(Dataset items)

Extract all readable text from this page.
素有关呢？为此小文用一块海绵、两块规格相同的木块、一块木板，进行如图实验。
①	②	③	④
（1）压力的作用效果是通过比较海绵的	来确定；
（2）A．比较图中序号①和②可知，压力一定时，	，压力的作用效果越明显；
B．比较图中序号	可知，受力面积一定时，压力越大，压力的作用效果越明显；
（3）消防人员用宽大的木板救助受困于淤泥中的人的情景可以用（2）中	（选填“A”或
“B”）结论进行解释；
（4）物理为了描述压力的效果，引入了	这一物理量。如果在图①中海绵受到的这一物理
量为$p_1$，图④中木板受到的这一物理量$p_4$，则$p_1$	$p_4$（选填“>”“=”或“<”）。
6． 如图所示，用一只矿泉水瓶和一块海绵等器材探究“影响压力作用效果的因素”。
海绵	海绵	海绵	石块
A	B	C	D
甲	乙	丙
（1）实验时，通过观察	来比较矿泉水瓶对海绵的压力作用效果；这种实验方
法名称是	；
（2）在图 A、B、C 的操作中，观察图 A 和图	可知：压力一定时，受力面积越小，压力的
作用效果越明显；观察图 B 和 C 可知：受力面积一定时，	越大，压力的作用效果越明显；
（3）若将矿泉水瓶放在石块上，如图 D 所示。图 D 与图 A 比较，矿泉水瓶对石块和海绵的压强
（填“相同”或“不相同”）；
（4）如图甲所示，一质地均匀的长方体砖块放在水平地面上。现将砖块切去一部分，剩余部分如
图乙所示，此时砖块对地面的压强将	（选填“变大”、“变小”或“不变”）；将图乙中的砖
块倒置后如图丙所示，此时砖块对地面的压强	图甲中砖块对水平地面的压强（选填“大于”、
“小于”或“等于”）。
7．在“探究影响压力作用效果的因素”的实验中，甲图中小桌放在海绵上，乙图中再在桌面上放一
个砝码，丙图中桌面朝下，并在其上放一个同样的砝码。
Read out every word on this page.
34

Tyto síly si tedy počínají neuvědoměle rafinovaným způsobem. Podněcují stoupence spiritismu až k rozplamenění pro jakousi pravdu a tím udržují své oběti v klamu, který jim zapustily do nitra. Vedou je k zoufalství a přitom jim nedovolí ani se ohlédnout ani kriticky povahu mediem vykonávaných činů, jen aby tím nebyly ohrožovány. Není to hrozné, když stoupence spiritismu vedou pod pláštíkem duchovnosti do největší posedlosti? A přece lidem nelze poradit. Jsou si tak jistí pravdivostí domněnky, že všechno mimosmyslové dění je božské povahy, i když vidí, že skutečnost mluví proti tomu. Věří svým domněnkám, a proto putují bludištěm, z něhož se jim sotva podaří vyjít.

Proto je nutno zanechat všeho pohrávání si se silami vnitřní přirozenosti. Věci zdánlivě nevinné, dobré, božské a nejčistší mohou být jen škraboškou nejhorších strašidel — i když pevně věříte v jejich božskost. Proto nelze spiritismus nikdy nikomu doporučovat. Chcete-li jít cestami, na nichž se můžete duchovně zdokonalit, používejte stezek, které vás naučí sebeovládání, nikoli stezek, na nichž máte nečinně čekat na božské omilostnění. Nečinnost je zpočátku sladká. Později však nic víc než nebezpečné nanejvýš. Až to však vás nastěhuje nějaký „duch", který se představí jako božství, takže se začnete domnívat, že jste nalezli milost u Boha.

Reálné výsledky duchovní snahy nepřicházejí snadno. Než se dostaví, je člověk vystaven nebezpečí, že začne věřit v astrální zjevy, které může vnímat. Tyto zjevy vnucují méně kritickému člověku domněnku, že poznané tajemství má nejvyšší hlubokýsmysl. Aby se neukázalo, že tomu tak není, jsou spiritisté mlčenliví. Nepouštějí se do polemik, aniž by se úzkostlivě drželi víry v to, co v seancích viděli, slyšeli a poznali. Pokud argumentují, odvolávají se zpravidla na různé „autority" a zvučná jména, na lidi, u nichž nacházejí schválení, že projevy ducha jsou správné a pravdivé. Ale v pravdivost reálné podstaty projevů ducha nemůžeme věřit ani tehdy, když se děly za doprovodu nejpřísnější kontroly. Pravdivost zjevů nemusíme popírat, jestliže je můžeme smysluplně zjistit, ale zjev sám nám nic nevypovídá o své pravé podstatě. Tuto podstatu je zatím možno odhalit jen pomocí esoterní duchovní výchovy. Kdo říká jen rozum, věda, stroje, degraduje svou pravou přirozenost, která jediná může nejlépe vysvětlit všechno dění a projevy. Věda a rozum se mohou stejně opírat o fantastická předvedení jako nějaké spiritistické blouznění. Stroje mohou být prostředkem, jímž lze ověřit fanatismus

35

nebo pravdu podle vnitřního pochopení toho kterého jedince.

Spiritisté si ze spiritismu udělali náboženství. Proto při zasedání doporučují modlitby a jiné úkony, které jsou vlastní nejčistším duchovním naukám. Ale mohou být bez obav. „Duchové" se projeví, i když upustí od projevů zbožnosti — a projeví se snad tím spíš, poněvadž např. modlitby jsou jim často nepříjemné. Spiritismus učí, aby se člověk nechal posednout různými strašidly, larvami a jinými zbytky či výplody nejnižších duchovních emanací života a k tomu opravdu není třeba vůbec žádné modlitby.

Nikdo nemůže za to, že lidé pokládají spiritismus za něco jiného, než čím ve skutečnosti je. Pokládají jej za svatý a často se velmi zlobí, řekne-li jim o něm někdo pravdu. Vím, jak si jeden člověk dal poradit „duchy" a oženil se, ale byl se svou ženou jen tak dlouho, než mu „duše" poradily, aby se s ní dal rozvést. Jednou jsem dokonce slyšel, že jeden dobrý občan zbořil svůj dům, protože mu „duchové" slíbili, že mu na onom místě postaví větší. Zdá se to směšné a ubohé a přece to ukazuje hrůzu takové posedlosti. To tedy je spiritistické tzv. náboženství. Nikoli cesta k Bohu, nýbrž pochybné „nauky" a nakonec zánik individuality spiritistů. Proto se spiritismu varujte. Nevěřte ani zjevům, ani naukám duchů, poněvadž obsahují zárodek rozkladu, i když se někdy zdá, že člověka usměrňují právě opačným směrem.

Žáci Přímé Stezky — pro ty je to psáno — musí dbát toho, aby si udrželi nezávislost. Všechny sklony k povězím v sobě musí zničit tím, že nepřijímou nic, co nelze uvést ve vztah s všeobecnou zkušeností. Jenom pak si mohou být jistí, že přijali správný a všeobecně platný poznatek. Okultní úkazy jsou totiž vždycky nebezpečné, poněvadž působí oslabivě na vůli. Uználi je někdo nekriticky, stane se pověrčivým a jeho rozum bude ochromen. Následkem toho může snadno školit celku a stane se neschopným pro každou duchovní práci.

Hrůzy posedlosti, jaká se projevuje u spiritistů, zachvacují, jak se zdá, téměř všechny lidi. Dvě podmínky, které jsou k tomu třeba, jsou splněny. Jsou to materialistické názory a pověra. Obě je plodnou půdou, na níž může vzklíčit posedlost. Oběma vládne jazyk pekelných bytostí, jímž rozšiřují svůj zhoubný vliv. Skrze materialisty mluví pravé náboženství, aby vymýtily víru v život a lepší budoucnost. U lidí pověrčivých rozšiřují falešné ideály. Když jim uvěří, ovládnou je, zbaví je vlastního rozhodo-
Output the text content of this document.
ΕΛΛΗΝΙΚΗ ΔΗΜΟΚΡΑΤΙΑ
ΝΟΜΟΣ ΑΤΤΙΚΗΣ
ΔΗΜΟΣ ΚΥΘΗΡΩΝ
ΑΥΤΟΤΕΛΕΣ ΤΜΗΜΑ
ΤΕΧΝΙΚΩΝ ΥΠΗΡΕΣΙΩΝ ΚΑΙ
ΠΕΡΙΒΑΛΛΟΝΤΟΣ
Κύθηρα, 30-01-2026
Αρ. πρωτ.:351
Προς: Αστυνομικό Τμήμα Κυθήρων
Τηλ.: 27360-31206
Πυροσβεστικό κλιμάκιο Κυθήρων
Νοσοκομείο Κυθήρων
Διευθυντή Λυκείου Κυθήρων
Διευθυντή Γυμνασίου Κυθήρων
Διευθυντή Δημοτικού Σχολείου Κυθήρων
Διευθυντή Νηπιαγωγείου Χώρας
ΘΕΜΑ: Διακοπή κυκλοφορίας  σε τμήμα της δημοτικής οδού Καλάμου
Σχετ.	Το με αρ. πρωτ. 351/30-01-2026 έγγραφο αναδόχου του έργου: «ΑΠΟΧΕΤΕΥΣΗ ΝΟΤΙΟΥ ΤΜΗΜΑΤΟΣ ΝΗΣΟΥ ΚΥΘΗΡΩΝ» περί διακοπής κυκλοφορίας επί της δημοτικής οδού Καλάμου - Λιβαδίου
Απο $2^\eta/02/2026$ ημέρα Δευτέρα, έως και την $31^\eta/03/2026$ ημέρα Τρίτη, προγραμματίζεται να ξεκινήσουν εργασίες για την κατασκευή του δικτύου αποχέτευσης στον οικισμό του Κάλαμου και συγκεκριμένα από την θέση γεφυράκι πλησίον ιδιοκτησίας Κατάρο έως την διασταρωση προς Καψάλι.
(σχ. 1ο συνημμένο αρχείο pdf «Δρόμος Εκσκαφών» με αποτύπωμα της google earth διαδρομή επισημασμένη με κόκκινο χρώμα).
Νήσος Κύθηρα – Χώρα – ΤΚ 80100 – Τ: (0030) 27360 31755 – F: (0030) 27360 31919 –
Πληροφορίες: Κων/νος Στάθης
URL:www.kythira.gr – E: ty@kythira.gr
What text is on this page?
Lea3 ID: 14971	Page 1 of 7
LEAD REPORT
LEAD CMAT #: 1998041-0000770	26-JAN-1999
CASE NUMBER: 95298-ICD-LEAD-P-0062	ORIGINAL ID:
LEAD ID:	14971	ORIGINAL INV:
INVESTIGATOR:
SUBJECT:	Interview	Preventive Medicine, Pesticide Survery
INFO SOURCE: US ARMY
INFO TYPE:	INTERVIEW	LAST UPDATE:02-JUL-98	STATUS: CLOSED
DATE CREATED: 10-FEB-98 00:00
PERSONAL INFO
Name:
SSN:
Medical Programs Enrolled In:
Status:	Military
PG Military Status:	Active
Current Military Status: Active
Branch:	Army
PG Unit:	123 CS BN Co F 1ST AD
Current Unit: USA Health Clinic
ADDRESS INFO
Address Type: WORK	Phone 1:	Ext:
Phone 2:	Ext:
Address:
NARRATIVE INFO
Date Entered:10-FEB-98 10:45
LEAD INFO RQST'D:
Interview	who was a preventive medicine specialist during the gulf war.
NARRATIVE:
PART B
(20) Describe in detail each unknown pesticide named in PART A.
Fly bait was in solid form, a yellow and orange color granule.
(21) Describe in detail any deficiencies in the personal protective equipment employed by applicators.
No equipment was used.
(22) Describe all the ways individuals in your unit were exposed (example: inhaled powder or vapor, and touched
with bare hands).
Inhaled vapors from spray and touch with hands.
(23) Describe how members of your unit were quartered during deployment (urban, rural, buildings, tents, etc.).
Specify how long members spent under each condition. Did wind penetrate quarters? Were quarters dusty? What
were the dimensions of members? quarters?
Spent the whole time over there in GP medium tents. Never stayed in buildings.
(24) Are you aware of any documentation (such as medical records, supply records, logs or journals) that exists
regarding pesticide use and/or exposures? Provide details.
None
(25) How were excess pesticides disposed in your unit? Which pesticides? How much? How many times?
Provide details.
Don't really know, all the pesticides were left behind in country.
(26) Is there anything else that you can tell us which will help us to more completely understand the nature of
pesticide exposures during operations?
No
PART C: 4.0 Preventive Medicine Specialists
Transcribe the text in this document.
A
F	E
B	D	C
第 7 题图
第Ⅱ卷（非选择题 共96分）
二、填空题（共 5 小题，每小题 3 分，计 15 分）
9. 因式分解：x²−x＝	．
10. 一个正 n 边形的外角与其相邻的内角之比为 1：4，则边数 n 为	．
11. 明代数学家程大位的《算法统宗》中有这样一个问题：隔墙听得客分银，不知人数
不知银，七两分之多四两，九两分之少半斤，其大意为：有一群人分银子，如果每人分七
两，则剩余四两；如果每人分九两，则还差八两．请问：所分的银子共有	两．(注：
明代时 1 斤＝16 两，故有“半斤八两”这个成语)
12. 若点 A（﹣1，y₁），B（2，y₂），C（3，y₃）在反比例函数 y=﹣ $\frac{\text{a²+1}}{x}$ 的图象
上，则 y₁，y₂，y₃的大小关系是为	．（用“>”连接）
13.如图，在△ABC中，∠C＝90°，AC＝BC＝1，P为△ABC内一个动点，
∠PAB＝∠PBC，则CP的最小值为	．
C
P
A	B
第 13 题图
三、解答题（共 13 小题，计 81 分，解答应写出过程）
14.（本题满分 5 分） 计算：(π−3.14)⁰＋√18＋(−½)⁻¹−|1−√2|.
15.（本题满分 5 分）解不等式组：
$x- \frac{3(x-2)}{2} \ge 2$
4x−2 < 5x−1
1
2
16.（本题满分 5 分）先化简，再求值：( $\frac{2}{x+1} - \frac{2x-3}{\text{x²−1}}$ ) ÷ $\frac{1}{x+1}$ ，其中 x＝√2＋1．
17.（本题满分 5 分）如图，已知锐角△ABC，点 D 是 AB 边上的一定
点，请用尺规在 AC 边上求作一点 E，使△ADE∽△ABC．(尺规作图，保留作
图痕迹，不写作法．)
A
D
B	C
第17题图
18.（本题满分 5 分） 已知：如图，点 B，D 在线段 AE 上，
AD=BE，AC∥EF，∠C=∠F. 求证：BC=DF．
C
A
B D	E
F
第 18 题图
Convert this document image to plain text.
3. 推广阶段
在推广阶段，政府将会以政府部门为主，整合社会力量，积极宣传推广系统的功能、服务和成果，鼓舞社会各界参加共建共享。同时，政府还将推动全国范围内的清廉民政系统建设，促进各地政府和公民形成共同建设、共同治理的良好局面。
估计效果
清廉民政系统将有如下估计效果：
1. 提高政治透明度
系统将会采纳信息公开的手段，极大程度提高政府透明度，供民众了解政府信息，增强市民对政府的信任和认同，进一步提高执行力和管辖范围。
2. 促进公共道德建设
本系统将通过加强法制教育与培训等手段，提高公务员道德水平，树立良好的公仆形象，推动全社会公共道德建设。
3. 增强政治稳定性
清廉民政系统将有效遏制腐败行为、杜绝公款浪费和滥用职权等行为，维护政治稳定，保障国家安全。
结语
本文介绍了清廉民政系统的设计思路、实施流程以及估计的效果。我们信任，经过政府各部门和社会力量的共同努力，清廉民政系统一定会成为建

■ WHAT TO DO: The answer consists only of the lines from the one containing "Convert this document image to plain text." to the end of the records, each written out exactly.

■ FULL SOLUTION:
Convert this document image to plain text.
3. 推广阶段
在推广阶段，政府将会以政府部门为主，整合社会力量，积极宣传推广系统的功能、服务和成果，鼓舞社会各界参加共建共享。同时，政府还将推动全国范围内的清廉民政系统建设，促进各地政府和公民形成共同建设、共同治理的良好局面。
估计效果
清廉民政系统将有如下估计效果：
1. 提高政治透明度
系统将会采纳信息公开的手段，极大程度提高政府透明度，供民众了解政府信息，增强市民对政府的信任和认同，进一步提高执行力和管辖范围。
2. 促进公共道德建设
本系统将通过加强法制教育与培训等手段，提高公务员道德水平，树立良好的公仆形象，推动全社会公共道德建设。
3. 增强政治稳定性
清廉民政系统将有效遏制腐败行为、杜绝公款浪费和滥用职权等行为，维护政治稳定，保障国家安全。
结语
本文介绍了清廉民政系统的设计思路、实施流程以及估计的效果。我们信任，经过政府各部门和社会力量的共同努力，清廉民政系统一定会成为建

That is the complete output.